Exercise directions: Look through the listing and locate every line containing the word "type"; copy those lines.
• • • • •
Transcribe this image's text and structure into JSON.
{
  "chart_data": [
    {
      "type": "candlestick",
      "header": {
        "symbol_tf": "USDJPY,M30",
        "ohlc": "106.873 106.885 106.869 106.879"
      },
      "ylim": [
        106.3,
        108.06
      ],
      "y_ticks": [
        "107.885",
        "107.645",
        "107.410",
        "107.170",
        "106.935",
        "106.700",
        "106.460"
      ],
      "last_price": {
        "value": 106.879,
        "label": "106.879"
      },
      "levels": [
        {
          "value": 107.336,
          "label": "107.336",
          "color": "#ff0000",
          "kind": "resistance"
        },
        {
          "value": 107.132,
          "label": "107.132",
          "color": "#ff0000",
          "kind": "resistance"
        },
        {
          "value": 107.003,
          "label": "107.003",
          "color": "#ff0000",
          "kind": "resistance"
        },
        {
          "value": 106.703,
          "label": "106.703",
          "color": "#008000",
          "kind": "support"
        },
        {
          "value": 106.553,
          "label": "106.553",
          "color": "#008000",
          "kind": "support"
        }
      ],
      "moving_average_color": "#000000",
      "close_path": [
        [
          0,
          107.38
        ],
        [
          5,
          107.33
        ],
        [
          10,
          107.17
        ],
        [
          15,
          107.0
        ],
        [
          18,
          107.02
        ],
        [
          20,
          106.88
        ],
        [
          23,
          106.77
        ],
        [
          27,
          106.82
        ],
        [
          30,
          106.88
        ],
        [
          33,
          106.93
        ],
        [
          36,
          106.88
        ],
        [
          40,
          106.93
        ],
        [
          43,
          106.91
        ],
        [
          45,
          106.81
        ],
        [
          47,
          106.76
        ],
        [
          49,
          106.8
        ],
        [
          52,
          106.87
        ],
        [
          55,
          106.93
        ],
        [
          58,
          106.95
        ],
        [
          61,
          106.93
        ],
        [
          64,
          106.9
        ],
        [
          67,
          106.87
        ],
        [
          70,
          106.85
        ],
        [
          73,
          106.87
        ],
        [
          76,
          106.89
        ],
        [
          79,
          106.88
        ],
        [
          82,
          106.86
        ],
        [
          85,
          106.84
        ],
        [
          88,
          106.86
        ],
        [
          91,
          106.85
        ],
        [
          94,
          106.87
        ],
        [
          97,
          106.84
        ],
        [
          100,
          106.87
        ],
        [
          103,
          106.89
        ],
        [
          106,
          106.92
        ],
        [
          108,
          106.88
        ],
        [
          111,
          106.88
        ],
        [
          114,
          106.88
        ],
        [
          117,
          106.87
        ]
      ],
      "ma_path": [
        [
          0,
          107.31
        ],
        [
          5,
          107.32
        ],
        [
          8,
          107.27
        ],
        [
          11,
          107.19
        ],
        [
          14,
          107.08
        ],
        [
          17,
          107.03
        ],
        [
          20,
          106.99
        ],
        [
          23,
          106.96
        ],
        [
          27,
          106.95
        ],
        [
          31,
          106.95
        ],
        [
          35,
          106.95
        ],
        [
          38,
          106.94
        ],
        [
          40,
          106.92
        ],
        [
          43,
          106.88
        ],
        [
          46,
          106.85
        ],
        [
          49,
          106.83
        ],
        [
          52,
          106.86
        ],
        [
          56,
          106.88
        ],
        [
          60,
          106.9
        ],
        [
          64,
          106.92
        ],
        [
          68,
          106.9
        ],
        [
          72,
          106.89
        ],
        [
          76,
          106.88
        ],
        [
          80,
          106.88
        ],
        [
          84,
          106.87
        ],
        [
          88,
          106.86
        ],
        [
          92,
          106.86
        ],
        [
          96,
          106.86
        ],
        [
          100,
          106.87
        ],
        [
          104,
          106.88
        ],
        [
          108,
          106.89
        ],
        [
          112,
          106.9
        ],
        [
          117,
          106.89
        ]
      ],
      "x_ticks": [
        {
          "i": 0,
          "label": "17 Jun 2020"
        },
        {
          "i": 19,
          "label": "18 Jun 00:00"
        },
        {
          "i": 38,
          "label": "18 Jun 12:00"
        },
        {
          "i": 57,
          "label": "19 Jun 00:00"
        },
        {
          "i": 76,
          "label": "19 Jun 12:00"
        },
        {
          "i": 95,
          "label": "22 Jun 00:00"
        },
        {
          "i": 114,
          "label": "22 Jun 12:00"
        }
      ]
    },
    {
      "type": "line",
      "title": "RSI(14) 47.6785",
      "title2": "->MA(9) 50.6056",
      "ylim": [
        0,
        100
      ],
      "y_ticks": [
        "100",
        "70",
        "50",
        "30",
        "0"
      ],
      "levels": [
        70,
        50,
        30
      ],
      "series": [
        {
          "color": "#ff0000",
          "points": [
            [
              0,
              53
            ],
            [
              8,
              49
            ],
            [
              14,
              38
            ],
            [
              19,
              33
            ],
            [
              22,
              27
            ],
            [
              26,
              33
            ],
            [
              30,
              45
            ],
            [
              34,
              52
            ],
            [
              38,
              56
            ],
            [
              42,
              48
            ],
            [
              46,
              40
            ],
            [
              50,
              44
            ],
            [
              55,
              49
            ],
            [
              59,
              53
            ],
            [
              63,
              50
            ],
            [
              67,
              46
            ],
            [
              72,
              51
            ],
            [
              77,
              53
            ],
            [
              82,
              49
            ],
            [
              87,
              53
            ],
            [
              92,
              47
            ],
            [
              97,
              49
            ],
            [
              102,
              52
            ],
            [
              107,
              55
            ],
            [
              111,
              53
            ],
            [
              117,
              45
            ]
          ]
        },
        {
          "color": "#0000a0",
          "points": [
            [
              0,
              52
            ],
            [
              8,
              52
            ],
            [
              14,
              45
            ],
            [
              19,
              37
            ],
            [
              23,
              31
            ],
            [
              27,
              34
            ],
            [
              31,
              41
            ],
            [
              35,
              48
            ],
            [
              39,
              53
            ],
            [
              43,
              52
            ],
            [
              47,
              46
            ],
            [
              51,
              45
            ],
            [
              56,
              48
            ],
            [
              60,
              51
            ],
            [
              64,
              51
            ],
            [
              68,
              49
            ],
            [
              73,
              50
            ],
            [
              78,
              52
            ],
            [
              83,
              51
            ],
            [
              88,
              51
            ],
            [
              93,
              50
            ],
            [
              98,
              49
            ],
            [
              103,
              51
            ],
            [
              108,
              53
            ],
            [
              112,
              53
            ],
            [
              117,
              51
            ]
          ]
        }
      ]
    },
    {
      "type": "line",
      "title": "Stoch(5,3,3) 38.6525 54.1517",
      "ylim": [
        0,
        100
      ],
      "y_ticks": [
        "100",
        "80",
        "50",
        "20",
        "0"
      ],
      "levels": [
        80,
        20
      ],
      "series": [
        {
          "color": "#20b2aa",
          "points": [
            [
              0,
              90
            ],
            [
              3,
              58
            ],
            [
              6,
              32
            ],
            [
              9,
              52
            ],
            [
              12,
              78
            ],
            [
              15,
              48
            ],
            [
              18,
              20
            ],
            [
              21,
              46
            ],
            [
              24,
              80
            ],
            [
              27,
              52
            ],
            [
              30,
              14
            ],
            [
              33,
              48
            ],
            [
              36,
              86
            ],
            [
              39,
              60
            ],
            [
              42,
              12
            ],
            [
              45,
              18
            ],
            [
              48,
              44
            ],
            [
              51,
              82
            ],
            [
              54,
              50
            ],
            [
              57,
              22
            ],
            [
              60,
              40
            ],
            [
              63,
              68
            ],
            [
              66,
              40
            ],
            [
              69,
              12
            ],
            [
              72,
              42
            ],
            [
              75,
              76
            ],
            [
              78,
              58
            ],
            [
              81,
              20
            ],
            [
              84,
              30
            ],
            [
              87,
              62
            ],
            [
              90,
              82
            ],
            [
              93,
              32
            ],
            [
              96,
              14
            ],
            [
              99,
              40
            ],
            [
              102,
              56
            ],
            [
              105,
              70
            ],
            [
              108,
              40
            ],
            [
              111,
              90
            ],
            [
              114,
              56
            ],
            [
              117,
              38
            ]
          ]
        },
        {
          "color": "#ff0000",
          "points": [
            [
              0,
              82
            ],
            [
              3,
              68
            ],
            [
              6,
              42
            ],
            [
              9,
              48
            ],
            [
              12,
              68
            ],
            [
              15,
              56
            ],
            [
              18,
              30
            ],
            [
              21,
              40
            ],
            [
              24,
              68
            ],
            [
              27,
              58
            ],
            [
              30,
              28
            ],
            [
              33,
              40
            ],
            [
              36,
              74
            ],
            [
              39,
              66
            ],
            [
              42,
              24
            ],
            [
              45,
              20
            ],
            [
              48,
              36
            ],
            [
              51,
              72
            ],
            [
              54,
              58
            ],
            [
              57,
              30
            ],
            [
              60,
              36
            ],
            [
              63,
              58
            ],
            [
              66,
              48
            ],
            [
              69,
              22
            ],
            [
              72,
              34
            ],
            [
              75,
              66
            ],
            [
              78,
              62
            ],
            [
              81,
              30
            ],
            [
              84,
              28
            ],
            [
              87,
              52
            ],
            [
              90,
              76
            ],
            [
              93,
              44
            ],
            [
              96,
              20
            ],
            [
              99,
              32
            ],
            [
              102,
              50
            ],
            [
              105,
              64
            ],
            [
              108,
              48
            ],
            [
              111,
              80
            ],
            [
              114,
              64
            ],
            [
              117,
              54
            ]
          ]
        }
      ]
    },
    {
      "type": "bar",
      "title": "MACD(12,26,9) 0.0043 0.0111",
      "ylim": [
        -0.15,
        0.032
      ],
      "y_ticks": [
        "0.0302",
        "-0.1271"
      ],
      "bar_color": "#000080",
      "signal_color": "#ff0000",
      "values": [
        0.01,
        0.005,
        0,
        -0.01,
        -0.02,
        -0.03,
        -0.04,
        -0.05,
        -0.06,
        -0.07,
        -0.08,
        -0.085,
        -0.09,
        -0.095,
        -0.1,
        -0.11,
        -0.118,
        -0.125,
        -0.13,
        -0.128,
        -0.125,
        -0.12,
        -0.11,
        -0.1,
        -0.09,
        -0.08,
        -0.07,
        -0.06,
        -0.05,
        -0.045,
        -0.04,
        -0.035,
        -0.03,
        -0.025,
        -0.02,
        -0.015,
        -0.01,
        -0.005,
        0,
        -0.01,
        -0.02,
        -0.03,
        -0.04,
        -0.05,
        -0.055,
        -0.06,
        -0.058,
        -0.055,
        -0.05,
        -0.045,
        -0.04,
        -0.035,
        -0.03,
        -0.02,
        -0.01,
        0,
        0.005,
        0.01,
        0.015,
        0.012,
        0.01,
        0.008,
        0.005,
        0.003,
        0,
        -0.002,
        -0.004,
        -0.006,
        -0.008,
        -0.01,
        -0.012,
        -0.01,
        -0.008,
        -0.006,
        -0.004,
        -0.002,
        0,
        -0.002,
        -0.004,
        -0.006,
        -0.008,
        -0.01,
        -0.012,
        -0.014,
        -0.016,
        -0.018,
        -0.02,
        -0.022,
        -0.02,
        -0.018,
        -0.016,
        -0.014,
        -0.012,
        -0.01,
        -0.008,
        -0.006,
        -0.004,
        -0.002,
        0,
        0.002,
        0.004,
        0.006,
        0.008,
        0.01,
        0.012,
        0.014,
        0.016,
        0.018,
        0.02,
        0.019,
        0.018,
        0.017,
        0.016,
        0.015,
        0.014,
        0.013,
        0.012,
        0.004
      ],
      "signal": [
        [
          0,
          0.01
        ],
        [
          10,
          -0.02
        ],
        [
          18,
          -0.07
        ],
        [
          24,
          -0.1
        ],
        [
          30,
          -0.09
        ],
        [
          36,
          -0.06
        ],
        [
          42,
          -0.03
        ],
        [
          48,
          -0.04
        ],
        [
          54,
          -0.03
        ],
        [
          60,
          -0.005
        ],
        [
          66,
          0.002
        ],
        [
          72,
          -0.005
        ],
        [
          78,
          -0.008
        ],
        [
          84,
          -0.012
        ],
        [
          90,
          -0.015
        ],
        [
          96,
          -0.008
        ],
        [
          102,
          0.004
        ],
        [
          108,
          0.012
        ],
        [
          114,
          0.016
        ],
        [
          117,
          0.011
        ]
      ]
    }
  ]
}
• • • • •
Response:
      "type": "candlestick",
      "type": "line",
      "type": "line",
      "type": "bar",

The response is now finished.